## Problem
Search the material for the string "现代快报", then return every line where it is found.

[Stored data entries]
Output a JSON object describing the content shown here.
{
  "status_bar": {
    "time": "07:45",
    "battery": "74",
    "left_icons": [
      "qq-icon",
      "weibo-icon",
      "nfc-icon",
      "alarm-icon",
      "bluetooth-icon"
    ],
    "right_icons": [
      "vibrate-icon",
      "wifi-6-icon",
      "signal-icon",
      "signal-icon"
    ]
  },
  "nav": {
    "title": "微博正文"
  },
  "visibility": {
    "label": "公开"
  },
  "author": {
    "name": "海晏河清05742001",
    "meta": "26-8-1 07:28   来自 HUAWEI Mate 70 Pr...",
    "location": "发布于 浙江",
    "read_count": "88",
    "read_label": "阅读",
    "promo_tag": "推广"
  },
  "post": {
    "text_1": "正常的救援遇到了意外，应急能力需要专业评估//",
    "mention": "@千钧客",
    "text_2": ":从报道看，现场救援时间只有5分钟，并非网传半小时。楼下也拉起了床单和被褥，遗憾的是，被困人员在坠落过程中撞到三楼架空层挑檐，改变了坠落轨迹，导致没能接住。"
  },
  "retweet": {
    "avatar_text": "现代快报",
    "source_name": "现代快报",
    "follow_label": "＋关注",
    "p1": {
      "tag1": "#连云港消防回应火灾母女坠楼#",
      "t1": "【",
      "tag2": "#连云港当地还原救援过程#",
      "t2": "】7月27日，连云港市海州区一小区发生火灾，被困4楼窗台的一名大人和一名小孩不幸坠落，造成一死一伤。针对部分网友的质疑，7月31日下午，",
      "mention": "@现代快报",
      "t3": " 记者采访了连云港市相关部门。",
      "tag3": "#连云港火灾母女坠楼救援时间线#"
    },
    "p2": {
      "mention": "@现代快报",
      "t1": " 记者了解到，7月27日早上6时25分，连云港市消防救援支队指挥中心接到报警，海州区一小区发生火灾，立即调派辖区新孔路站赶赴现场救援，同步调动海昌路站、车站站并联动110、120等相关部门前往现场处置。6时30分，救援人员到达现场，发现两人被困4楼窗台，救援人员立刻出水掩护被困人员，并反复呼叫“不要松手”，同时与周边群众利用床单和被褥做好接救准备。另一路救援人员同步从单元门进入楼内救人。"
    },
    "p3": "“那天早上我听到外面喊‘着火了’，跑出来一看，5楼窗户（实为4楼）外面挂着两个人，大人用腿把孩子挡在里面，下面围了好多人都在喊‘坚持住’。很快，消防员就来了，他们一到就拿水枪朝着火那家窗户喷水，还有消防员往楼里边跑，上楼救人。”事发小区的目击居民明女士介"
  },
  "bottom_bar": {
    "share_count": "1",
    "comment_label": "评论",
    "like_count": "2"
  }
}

## Correct result
    "avatar_text": "现代快报",
    "source_name": "现代快报",
      "mention": "@现代快报",
      "mention": "@现代快报",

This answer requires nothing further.